--- Given task ---
Identify all lines in the data containing the string "заявитель". Copy them out.

(Dataset items)
━━━━━━━━━━
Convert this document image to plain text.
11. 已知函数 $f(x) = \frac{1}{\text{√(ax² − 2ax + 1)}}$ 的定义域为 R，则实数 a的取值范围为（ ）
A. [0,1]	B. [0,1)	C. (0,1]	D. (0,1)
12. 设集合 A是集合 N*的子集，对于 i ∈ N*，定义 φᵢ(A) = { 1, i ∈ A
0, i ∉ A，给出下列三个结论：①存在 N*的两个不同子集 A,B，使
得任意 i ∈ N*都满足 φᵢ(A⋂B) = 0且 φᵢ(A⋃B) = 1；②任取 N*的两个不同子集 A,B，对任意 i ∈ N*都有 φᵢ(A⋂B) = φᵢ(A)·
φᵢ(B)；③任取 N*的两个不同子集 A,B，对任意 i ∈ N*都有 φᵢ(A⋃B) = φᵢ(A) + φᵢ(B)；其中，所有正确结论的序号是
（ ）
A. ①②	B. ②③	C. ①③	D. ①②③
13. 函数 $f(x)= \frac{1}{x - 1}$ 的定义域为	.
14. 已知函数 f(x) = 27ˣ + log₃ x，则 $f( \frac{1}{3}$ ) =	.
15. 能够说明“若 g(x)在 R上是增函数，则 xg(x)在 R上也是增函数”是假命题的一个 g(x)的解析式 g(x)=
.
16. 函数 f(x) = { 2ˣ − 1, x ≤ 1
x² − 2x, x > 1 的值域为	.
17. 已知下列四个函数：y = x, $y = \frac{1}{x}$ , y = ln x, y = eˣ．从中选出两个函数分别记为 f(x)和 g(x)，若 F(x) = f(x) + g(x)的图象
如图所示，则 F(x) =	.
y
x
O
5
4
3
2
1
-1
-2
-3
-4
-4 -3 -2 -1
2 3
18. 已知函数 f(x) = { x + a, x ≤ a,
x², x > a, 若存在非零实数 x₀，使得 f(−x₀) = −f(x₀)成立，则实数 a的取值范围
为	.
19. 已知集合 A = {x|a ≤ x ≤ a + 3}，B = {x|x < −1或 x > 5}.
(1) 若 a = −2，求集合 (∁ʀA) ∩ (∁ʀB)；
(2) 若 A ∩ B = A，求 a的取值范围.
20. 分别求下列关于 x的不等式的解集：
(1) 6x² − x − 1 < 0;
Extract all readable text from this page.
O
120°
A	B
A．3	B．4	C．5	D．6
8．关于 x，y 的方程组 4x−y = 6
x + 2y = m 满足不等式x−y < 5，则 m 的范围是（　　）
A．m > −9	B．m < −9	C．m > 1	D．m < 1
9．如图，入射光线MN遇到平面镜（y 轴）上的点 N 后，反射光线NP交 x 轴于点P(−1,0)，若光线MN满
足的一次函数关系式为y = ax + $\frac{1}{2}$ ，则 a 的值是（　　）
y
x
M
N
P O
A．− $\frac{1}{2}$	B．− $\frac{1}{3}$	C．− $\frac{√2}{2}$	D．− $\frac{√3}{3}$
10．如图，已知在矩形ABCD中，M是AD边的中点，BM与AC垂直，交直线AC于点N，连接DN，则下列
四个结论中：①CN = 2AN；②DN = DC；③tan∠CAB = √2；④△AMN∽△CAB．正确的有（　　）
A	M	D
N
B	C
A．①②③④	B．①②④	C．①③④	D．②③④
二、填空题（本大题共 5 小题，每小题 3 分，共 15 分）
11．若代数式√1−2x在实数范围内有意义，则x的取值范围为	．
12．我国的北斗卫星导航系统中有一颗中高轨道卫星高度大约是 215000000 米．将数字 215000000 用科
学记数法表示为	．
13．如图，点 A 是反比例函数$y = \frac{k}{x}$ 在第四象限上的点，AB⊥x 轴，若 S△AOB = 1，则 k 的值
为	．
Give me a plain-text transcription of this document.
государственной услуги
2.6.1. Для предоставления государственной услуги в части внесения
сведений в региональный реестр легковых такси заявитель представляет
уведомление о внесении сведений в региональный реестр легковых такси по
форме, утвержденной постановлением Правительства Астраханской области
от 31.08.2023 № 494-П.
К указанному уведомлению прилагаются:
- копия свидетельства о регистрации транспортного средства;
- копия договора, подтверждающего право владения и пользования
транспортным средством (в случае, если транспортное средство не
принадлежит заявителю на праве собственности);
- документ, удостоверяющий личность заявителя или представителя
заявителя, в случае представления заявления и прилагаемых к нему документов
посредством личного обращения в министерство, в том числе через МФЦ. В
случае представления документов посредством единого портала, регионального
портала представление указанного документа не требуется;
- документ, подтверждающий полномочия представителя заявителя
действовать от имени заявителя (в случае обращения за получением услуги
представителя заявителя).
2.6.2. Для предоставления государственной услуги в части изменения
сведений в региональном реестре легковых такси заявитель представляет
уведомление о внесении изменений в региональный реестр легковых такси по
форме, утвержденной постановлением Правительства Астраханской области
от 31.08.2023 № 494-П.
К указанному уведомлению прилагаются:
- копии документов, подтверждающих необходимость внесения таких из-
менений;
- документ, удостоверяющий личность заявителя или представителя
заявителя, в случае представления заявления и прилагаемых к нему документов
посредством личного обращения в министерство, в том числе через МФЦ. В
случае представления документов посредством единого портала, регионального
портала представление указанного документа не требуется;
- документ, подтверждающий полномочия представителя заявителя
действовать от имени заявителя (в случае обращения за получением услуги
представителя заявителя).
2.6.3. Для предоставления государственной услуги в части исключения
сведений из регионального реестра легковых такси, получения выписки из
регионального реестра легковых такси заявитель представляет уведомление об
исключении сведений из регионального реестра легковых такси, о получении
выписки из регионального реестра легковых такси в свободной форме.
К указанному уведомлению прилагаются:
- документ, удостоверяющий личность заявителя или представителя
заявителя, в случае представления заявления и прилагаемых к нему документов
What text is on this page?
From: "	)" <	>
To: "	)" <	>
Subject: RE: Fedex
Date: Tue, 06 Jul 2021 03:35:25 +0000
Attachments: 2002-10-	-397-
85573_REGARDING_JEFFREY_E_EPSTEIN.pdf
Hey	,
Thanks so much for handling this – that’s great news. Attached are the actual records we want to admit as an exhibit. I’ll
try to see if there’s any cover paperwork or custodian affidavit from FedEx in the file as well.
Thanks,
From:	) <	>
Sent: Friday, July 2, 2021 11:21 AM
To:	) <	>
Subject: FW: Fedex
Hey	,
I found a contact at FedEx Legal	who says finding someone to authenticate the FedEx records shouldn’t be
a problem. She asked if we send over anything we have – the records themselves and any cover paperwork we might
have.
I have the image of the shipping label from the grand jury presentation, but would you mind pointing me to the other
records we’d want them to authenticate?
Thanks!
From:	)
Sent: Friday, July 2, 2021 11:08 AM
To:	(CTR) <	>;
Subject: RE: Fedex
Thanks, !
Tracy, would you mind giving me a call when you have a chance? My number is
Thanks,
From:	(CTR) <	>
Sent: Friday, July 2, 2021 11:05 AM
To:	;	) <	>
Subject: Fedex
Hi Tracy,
━━━━━━━━━━
--- Answer below ---
сведений в региональный реестр легковых такси заявитель представляет
сведений в региональном реестре легковых такси заявитель представляет
регионального реестра легковых такси заявитель представляет уведомление об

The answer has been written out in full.